» Input data
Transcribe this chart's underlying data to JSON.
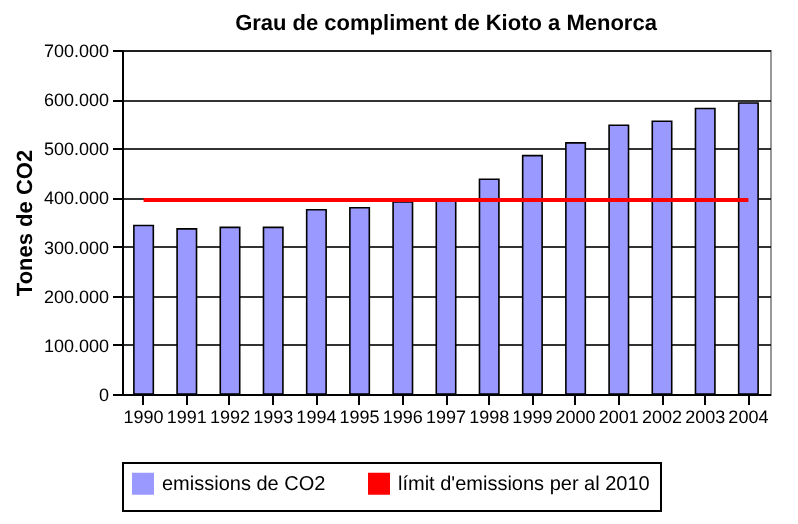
{
  "chart_data": {
    "type": "bar",
    "title": "Grau de compliment de Kioto a Menorca",
    "ylabel": "Tones de CO2",
    "categories": [
      "1990",
      "1991",
      "1992",
      "1993",
      "1994",
      "1995",
      "1996",
      "1997",
      "1998",
      "1999",
      "2000",
      "2001",
      "2002",
      "2003",
      "2004"
    ],
    "series": [
      {
        "name": "emissions de CO2",
        "color": "#9999ff",
        "values": [
          343000,
          336000,
          339000,
          339000,
          375000,
          379000,
          391000,
          395000,
          437000,
          485000,
          511000,
          547000,
          555000,
          581000,
          592000
        ]
      },
      {
        "name": "límit d'emissions per al 2010",
        "type": "line",
        "color": "#ff0000",
        "values": [
          395000,
          395000,
          395000,
          395000,
          395000,
          395000,
          395000,
          395000,
          395000,
          395000,
          395000,
          395000,
          395000,
          395000,
          395000
        ]
      }
    ],
    "ylim": [
      0,
      700000
    ],
    "yticks": [
      {
        "value": 0,
        "label": "0"
      },
      {
        "value": 100000,
        "label": "100.000"
      },
      {
        "value": 200000,
        "label": "200.000"
      },
      {
        "value": 300000,
        "label": "300.000"
      },
      {
        "value": 400000,
        "label": "400.000"
      },
      {
        "value": 500000,
        "label": "500.000"
      },
      {
        "value": 600000,
        "label": "600.000"
      },
      {
        "value": 700000,
        "label": "700.000"
      }
    ],
    "grid": "y",
    "legend": "bottom"
  }
}
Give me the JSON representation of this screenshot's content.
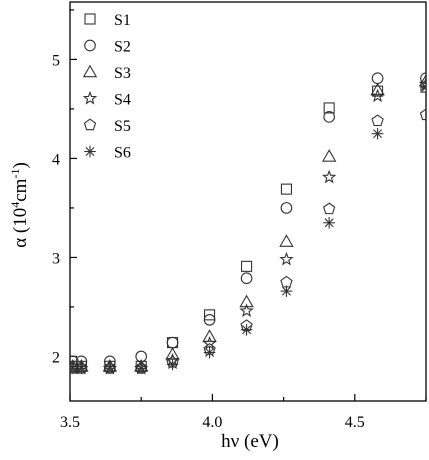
{
  "chart_data": {
    "type": "scatter",
    "title": "",
    "xlabel": "hν (eV)",
    "ylabel_main": "α (10",
    "ylabel_sup1": "4",
    "ylabel_mid": "cm",
    "ylabel_sup2": "-1",
    "ylabel_end": ")",
    "xlim": [
      3.5,
      4.75
    ],
    "ylim": [
      1.55,
      5.58
    ],
    "xticks": [
      3.5,
      4.0,
      4.5
    ],
    "xtick_labels": [
      "3.5",
      "4.0",
      "4.5"
    ],
    "yticks": [
      2,
      3,
      4,
      5
    ],
    "ytick_labels": [
      "2",
      "3",
      "4",
      "5"
    ],
    "legend_position": "top-left",
    "x": [
      3.51,
      3.54,
      3.64,
      3.75,
      3.86,
      3.99,
      4.12,
      4.26,
      4.41,
      4.58,
      4.75
    ],
    "series": [
      {
        "name": "S1",
        "marker": "square",
        "values": [
          1.9,
          1.9,
          1.9,
          1.9,
          2.14,
          2.42,
          2.91,
          3.69,
          4.51,
          4.68,
          4.72
        ]
      },
      {
        "name": "S2",
        "marker": "circle",
        "values": [
          1.95,
          1.95,
          1.95,
          2.0,
          2.14,
          2.37,
          2.79,
          3.5,
          4.42,
          4.81,
          4.81
        ]
      },
      {
        "name": "S3",
        "marker": "triangle",
        "values": [
          1.9,
          1.9,
          1.9,
          1.9,
          2.02,
          2.2,
          2.55,
          3.16,
          4.02,
          4.69,
          4.78
        ]
      },
      {
        "name": "S4",
        "marker": "star",
        "values": [
          1.88,
          1.88,
          1.88,
          1.88,
          1.96,
          2.13,
          2.46,
          2.98,
          3.81,
          4.63,
          4.75
        ]
      },
      {
        "name": "S5",
        "marker": "pentagon",
        "values": [
          1.88,
          1.88,
          1.88,
          1.88,
          1.94,
          2.07,
          2.31,
          2.75,
          3.49,
          4.38,
          4.44
        ]
      },
      {
        "name": "S6",
        "marker": "asterisk",
        "values": [
          1.88,
          1.88,
          1.88,
          1.88,
          1.92,
          2.04,
          2.27,
          2.66,
          3.35,
          4.25,
          4.72
        ]
      }
    ]
  }
}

» Description of the task
Transcribe the records above exactly as they appear, leaving out any pictures.

» Reply to the task
Transcribe this chart's underlying data to JSON.
{
  "chart_data": {
    "type": "bar",
    "title": "Grau de compliment de Kioto a Menorca",
    "ylabel": "Tones de CO2",
    "categories": [
      "1990",
      "1991",
      "1992",
      "1993",
      "1994",
      "1995",
      "1996",
      "1997",
      "1998",
      "1999",
      "2000",
      "2001",
      "2002",
      "2003",
      "2004"
    ],
    "series": [
      {
        "name": "emissions de CO2",
        "color": "#9999ff",
        "values": [
          343000,
          336000,
          339000,
          339000,
          375000,
          379000,
          391000,
          395000,
          437000,
          485000,
          511000,
          547000,
          555000,
          581000,
          592000
        ]
      },
      {
        "name": "límit d'emissions per al 2010",
        "type": "line",
        "color": "#ff0000",
        "values": [
          395000,
          395000,
          395000,
          395000,
          395000,
          395000,
          395000,
          395000,
          395000,
          395000,
          395000,
          395000,
          395000,
          395000,
          395000
        ]
      }
    ],
    "ylim": [
      0,
      700000
    ],
    "yticks": [
      {
        "value": 0,
        "label": "0"
      },
      {
        "value": 100000,
        "label": "100.000"
      },
      {
        "value": 200000,
        "label": "200.000"
      },
      {
        "value": 300000,
        "label": "300.000"
      },
      {
        "value": 400000,
        "label": "400.000"
      },
      {
        "value": 500000,
        "label": "500.000"
      },
      {
        "value": 600000,
        "label": "600.000"
      },
      {
        "value": 700000,
        "label": "700.000"
      }
    ],
    "grid": "y",
    "legend": "bottom"
  }
}
Give me the JSON representation of this screenshot's content.
{
  "chart_data": {
    "type": "scatter",
    "title": "",
    "xlabel": "hν (eV)",
    "ylabel_main": "α (10",
    "ylabel_sup1": "4",
    "ylabel_mid": "cm",
    "ylabel_sup2": "-1",
    "ylabel_end": ")",
    "xlim": [
      3.5,
      4.75
    ],
    "ylim": [
      1.55,
      5.58
    ],
    "xticks": [
      3.5,
      4.0,
      4.5
    ],
    "xtick_labels": [
      "3.5",
      "4.0",
      "4.5"
    ],
    "yticks": [
      2,
      3,
      4,
      5
    ],
    "ytick_labels": [
      "2",
      "3",
      "4",
      "5"
    ],
    "legend_position": "top-left",
    "x": [
      3.51,
      3.54,
      3.64,
      3.75,
      3.86,
      3.99,
      4.12,
      4.26,
      4.41,
      4.58,
      4.75
    ],
    "series": [
      {
        "name": "S1",
        "marker": "square",
        "values": [
          1.9,
          1.9,
          1.9,
          1.9,
          2.14,
          2.42,
          2.91,
          3.69,
          4.51,
          4.68,
          4.72
        ]
      },
      {
        "name": "S2",
        "marker": "circle",
        "values": [
          1.95,
          1.95,
          1.95,
          2.0,
          2.14,
          2.37,
          2.79,
          3.5,
          4.42,
          4.81,
          4.81
        ]
      },
      {
        "name": "S3",
        "marker": "triangle",
        "values": [
          1.9,
          1.9,
          1.9,
          1.9,
          2.02,
          2.2,
          2.55,
          3.16,
          4.02,
          4.69,
          4.78
        ]
      },
      {
        "name": "S4",
        "marker": "star",
        "values": [
          1.88,
          1.88,
          1.88,
          1.88,
          1.96,
          2.13,
          2.46,
          2.98,
          3.81,
          4.63,
          4.75
        ]
      },
      {
        "name": "S5",
        "marker": "pentagon",
        "values": [
          1.88,
          1.88,
          1.88,
          1.88,
          1.94,
          2.07,
          2.31,
          2.75,
          3.49,
          4.38,
          4.44
        ]
      },
      {
        "name": "S6",
        "marker": "asterisk",
        "values": [
          1.88,
          1.88,
          1.88,
          1.88,
          1.92,
          2.04,
          2.27,
          2.66,
          3.35,
          4.25,
          4.72
        ]
      }
    ]
  }
}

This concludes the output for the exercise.